PROVIDED MATERIAL:
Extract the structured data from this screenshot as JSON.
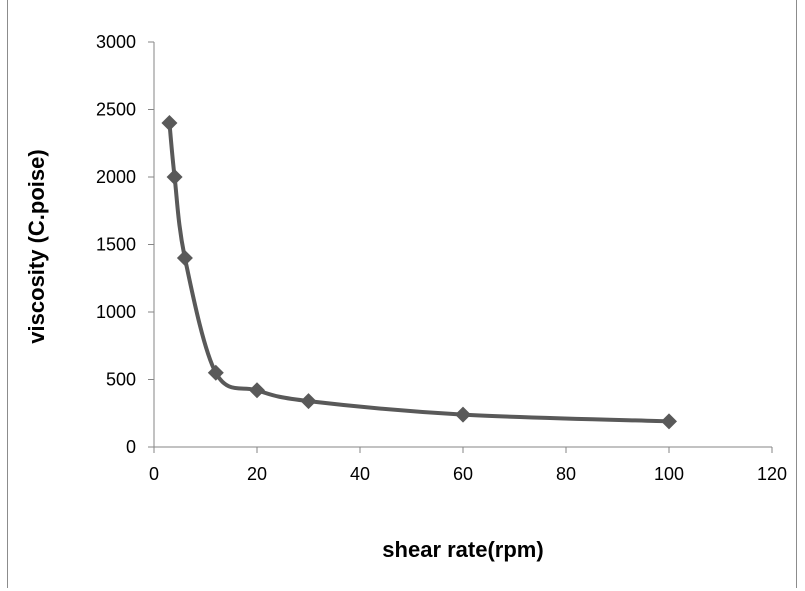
{
  "chart_data": {
    "type": "line",
    "title": "",
    "xlabel": "shear rate(rpm)",
    "ylabel": "viscosity (C.poise)",
    "xlim": [
      0,
      120
    ],
    "ylim": [
      0,
      3000
    ],
    "x_ticks": [
      0,
      20,
      40,
      60,
      80,
      100,
      120
    ],
    "y_ticks": [
      0,
      500,
      1000,
      1500,
      2000,
      2500,
      3000
    ],
    "grid": false,
    "legend": "none",
    "smooth": true,
    "series": [
      {
        "x": [
          3,
          4,
          6,
          12,
          20,
          30,
          60,
          100
        ],
        "y": [
          2400,
          2000,
          1400,
          550,
          420,
          340,
          240,
          190
        ],
        "marker": "diamond",
        "color": "#595959"
      }
    ]
  }
}
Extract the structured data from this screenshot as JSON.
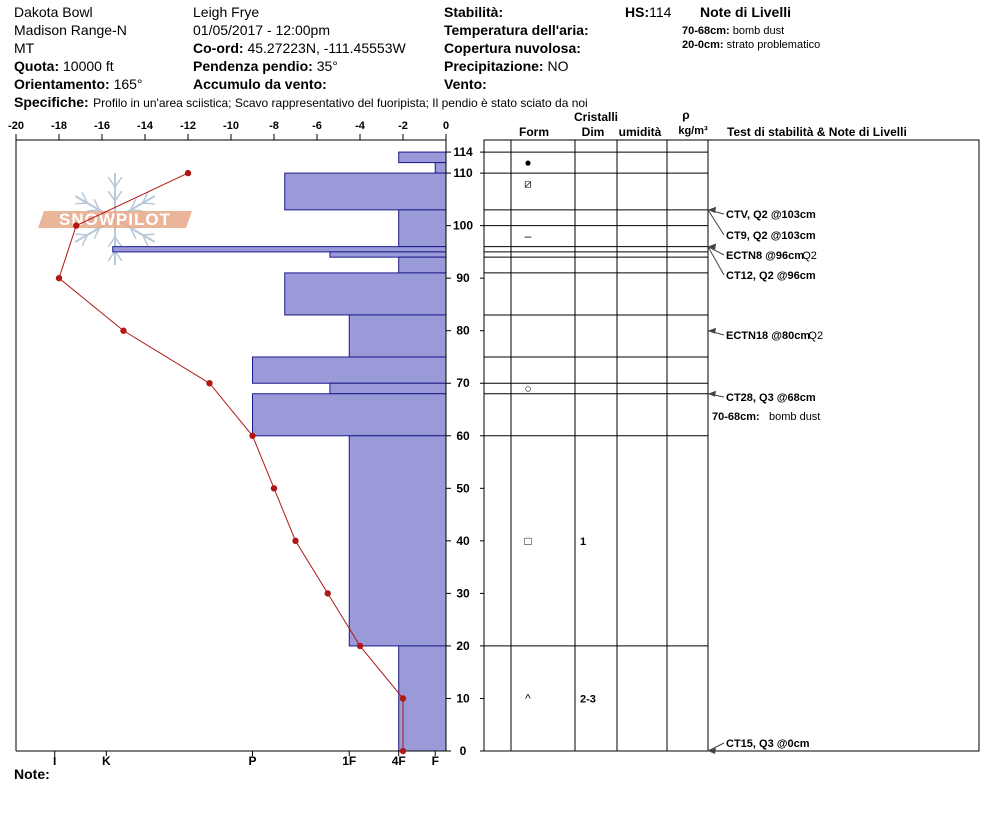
{
  "header": {
    "col1": [
      "Dakota Bowl",
      "Madison Range-N",
      "MT"
    ],
    "observer": "Leigh Frye",
    "datetime": "01/05/2017 - 12:00pm",
    "quota_label": "Quota:",
    "quota_value": "10000 ft",
    "orient_label": "Orientamento:",
    "orient_value": "165°",
    "coord_label": "Co-ord:",
    "coord_value": "45.27223N, -111.45553W",
    "slope_label": "Pendenza pendio:",
    "slope_value": "35°",
    "wind_accum_label": "Accumulo da vento:",
    "stability_label": "Stabilità:",
    "air_temp_label": "Temperatura dell'aria:",
    "cloud_label": "Copertura nuvolosa:",
    "precip_label": "Precipitazione:",
    "precip_value": "NO",
    "wind_label": "Vento:",
    "hs_label": "HS:",
    "hs_value": "114",
    "layer_notes_title": "Note di Livelli",
    "layer_notes": [
      {
        "range": "70-68cm:",
        "text": "bomb dust"
      },
      {
        "range": "20-0cm:",
        "text": "strato problematico"
      }
    ],
    "specifics_label": "Specifiche:",
    "specifics_text": "Profilo in un'area sciistica; Scavo rappresentativo del fuoripista; Il pendio è stato sciato da noi"
  },
  "footer": {
    "note_label": "Note:"
  },
  "logo": {
    "text": "SNOWPILOT"
  },
  "columns": {
    "crystals": "Cristalli",
    "form": "Form",
    "dim": "Dim",
    "humidity": "umidità",
    "rho": "ρ",
    "density_unit": "kg/m³",
    "tests": "Test di stabilità & Note di Livelli"
  },
  "chart_data": {
    "type": "bar",
    "title": "",
    "temp_axis": {
      "min": -20,
      "max": 0,
      "ticks": [
        -20,
        -18,
        -16,
        -14,
        -12,
        -10,
        -8,
        -6,
        -4,
        -2,
        0
      ]
    },
    "height_axis": {
      "min": 0,
      "max": 114,
      "ticks": [
        0,
        10,
        20,
        30,
        40,
        50,
        60,
        70,
        80,
        90,
        100,
        110,
        114
      ]
    },
    "hardness_labels": [
      {
        "label": "I",
        "value": 18.2
      },
      {
        "label": "K",
        "value": 15.8
      },
      {
        "label": "P",
        "value": 9
      },
      {
        "label": "1F",
        "value": 4.5
      },
      {
        "label": "4F",
        "value": 2.2
      },
      {
        "label": "F",
        "value": 0.5
      }
    ],
    "hardness_layers": [
      {
        "top": 114,
        "bottom": 112,
        "hardness": 2.2
      },
      {
        "top": 112,
        "bottom": 110,
        "hardness": 0.5
      },
      {
        "top": 110,
        "bottom": 103,
        "hardness": 7.5
      },
      {
        "top": 103,
        "bottom": 96,
        "hardness": 2.2
      },
      {
        "top": 96,
        "bottom": 95,
        "hardness": 15.5
      },
      {
        "top": 95,
        "bottom": 94,
        "hardness": 5.4
      },
      {
        "top": 94,
        "bottom": 91,
        "hardness": 2.2
      },
      {
        "top": 91,
        "bottom": 83,
        "hardness": 7.5
      },
      {
        "top": 83,
        "bottom": 75,
        "hardness": 4.5
      },
      {
        "top": 75,
        "bottom": 70,
        "hardness": 9
      },
      {
        "top": 70,
        "bottom": 68,
        "hardness": 5.4
      },
      {
        "top": 68,
        "bottom": 60,
        "hardness": 9
      },
      {
        "top": 60,
        "bottom": 20,
        "hardness": 4.5
      },
      {
        "top": 20,
        "bottom": 0,
        "hardness": 2.2
      }
    ],
    "temperature_profile": {
      "x_temp_c": [
        -12,
        -17.2,
        -18,
        -15,
        -11,
        -9,
        -8,
        -7,
        -5.5,
        -4,
        -2,
        -2
      ],
      "y_height_cm": [
        110,
        100,
        90,
        80,
        70,
        60,
        50,
        40,
        30,
        20,
        10,
        0
      ]
    },
    "layer_boundaries_cm": [
      114,
      110,
      103,
      100,
      96,
      95,
      94,
      91,
      83,
      75,
      70,
      68,
      60,
      20,
      0
    ],
    "grain_forms": [
      {
        "height": 112,
        "symbol": "●",
        "layer_height": 113
      },
      {
        "height": 108,
        "symbol": "⧄",
        "layer_height": 110
      },
      {
        "height": 98,
        "symbol": "–",
        "layer_height": 100
      },
      {
        "height": 69,
        "symbol": "○",
        "layer_height": 69
      },
      {
        "height": 40,
        "symbol": "□",
        "layer_height": 40,
        "size": "1"
      },
      {
        "height": 10,
        "symbol": "^",
        "layer_height": 10,
        "size": "2-3"
      }
    ],
    "stability_tests": [
      {
        "height": 103,
        "test": "CTV, Q2 @103cm",
        "extra": ""
      },
      {
        "height": 103,
        "test": "CT9, Q2 @103cm",
        "extra": ""
      },
      {
        "height": 96,
        "test": "ECTN8 @96cm",
        "extra": "Q2"
      },
      {
        "height": 96,
        "test": "CT12, Q2 @96cm",
        "extra": ""
      },
      {
        "height": 80,
        "test": "ECTN18 @80cm",
        "extra": "Q2"
      },
      {
        "height": 68,
        "test": "CT28, Q3 @68cm",
        "extra": ""
      },
      {
        "height": 0,
        "test": "CT15, Q3 @0cm",
        "extra": ""
      }
    ],
    "layer_note": {
      "range": "70-68cm:",
      "text": "bomb dust"
    }
  },
  "colors": {
    "bar": "#9a9ad8",
    "bar_stroke": "#1a1a8c",
    "temp_line": "#b01818",
    "logo": "#e8a888"
  }
}
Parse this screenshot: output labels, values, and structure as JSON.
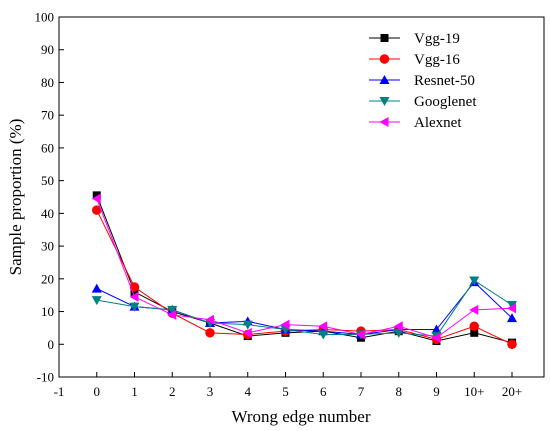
{
  "chart_data": {
    "type": "line",
    "xlabel": "Wrong edge number",
    "ylabel": "Sample proportion (%)",
    "x_tick_labels": [
      "-1",
      "0",
      "1",
      "2",
      "3",
      "4",
      "5",
      "6",
      "7",
      "8",
      "9",
      "10+",
      "20+"
    ],
    "y_tick_labels": [
      "-10",
      "0",
      "10",
      "20",
      "30",
      "40",
      "50",
      "60",
      "70",
      "80",
      "90",
      "100"
    ],
    "ylim": [
      -10,
      100
    ],
    "grid": false,
    "legend_position": "top-right",
    "categories": [
      "0",
      "1",
      "2",
      "3",
      "4",
      "5",
      "6",
      "7",
      "8",
      "9",
      "10+",
      "20+"
    ],
    "series": [
      {
        "name": "Vgg-19",
        "color": "#000000",
        "marker": "square",
        "values": [
          45.5,
          16,
          10,
          6.5,
          2.5,
          3.5,
          4,
          2,
          4,
          1,
          3.5,
          0.5
        ]
      },
      {
        "name": "Vgg-16",
        "color": "#ff0000",
        "marker": "circle",
        "values": [
          41,
          17.5,
          9.5,
          3.5,
          3,
          4,
          4.5,
          4,
          4.5,
          1.5,
          5.5,
          0
        ]
      },
      {
        "name": "Resnet-50",
        "color": "#0000ff",
        "marker": "triangle-up",
        "values": [
          17,
          11.5,
          10.5,
          6.5,
          7,
          4.5,
          4,
          3,
          4.5,
          4.5,
          19,
          8
        ]
      },
      {
        "name": "Googlenet",
        "color": "#008080",
        "marker": "triangle-down",
        "values": [
          13.5,
          11.5,
          10.5,
          6.5,
          6,
          4.5,
          3,
          3,
          3.5,
          2.5,
          19.5,
          12
        ]
      },
      {
        "name": "Alexnet",
        "color": "#ff00ff",
        "marker": "triangle-left",
        "values": [
          44.5,
          14.5,
          9,
          7.5,
          3.5,
          6,
          5.5,
          3,
          5.5,
          2,
          10.5,
          11
        ]
      }
    ]
  }
}
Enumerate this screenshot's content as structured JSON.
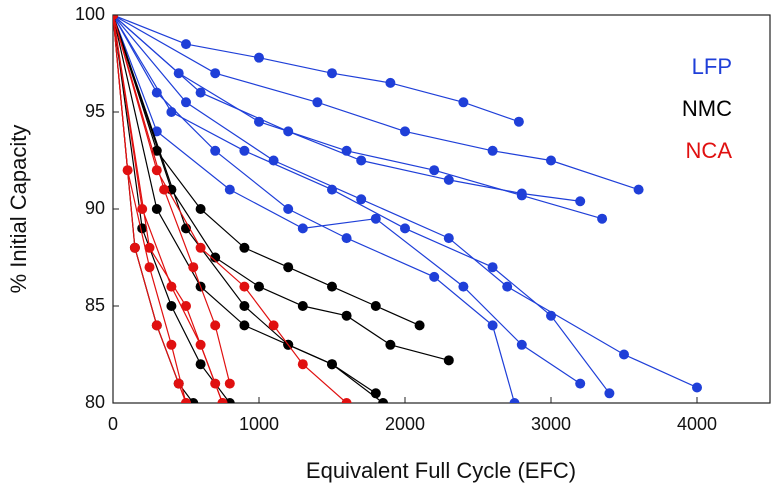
{
  "chart_data": {
    "type": "line",
    "x_label": "Equivalent Full Cycle (EFC)",
    "y_label": "% Initial Capacity",
    "xlim": [
      0,
      4500
    ],
    "ylim": [
      80,
      100
    ],
    "xticks": [
      0,
      1000,
      2000,
      3000,
      4000
    ],
    "yticks": [
      80,
      85,
      90,
      95,
      100
    ],
    "legend": "top-right",
    "series": [
      {
        "name": "LFP",
        "color": "#1f3fd8",
        "lines": [
          {
            "x": [
              0,
              500,
              1000,
              1500,
              1900,
              2400,
              2780
            ],
            "values": [
              100,
              98.5,
              97.8,
              97,
              96.5,
              95.5,
              94.5
            ]
          },
          {
            "x": [
              0,
              700,
              1400,
              2000,
              2600,
              3000,
              3600
            ],
            "values": [
              100,
              97,
              95.5,
              94,
              93,
              92.5,
              91
            ]
          },
          {
            "x": [
              0,
              600,
              1200,
              1700,
              2300,
              2800,
              3200
            ],
            "values": [
              100,
              96,
              94,
              92.5,
              91.5,
              90.8,
              90.4
            ]
          },
          {
            "x": [
              0,
              400,
              900,
              1500,
              2000,
              2600,
              3000,
              3400
            ],
            "values": [
              100,
              95,
              93,
              91,
              89,
              87,
              84.5,
              80.5
            ]
          },
          {
            "x": [
              0,
              300,
              800,
              1300,
              1800,
              2400,
              2800,
              3200
            ],
            "values": [
              100,
              94,
              91,
              89,
              89.5,
              86,
              83,
              81
            ]
          },
          {
            "x": [
              0,
              500,
              1100,
              1700,
              2300,
              2700,
              3500,
              4000
            ],
            "values": [
              100,
              95.5,
              92.5,
              90.5,
              88.5,
              86,
              82.5,
              80.8
            ]
          },
          {
            "x": [
              0,
              450,
              1000,
              1600,
              2200,
              2800,
              3350
            ],
            "values": [
              100,
              97,
              94.5,
              93,
              92,
              90.7,
              89.5
            ]
          },
          {
            "x": [
              0,
              300,
              700,
              1200,
              1600,
              2200,
              2600,
              2750
            ],
            "values": [
              100,
              96,
              93,
              90,
              88.5,
              86.5,
              84,
              80
            ]
          }
        ]
      },
      {
        "name": "NMC",
        "color": "#000000",
        "lines": [
          {
            "x": [
              0,
              300,
              600,
              900,
              1200,
              1500,
              1800,
              2100
            ],
            "values": [
              100,
              93,
              90,
              88,
              87,
              86,
              85,
              84
            ]
          },
          {
            "x": [
              0,
              400,
              700,
              1000,
              1300,
              1600,
              1900,
              2300
            ],
            "values": [
              100,
              91,
              87.5,
              86,
              85,
              84.5,
              83,
              82.2
            ]
          },
          {
            "x": [
              0,
              300,
              600,
              900,
              1200,
              1500,
              1800
            ],
            "values": [
              100,
              90,
              86,
              84,
              83,
              82,
              80.5
            ]
          },
          {
            "x": [
              0,
              200,
              400,
              600,
              800
            ],
            "values": [
              100,
              89,
              85,
              82,
              80
            ]
          },
          {
            "x": [
              0,
              150,
              300,
              450,
              550
            ],
            "values": [
              100,
              88,
              84,
              81,
              80
            ]
          },
          {
            "x": [
              0,
              500,
              900,
              1200,
              1500,
              1850
            ],
            "values": [
              100,
              89,
              85,
              83,
              82,
              80
            ]
          }
        ]
      },
      {
        "name": "NCA",
        "color": "#e01010",
        "lines": [
          {
            "x": [
              0,
              200,
              400,
              600,
              750
            ],
            "values": [
              100,
              90,
              86,
              83,
              80
            ]
          },
          {
            "x": [
              0,
              150,
              300,
              450,
              500
            ],
            "values": [
              100,
              88,
              84,
              81,
              80
            ]
          },
          {
            "x": [
              0,
              300,
              600,
              900,
              1100,
              1300,
              1600
            ],
            "values": [
              100,
              92,
              88,
              86,
              84,
              82,
              80
            ]
          },
          {
            "x": [
              0,
              100,
              250,
              400,
              500
            ],
            "values": [
              100,
              92,
              87,
              83,
              80
            ]
          },
          {
            "x": [
              0,
              250,
              500,
              700,
              750
            ],
            "values": [
              100,
              88,
              85,
              81,
              80
            ]
          },
          {
            "x": [
              0,
              350,
              550,
              700,
              800
            ],
            "values": [
              100,
              91,
              87,
              84,
              81
            ]
          }
        ]
      }
    ]
  }
}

WRITTEN REQUEST:
Collect the complete line wherever the string "ylabel" appears in the records.

ANSWER TO THE PROBLEM:
    "ylabel": "viscosity (C.poise)",
    "ylabel": "Sample proportion (%)",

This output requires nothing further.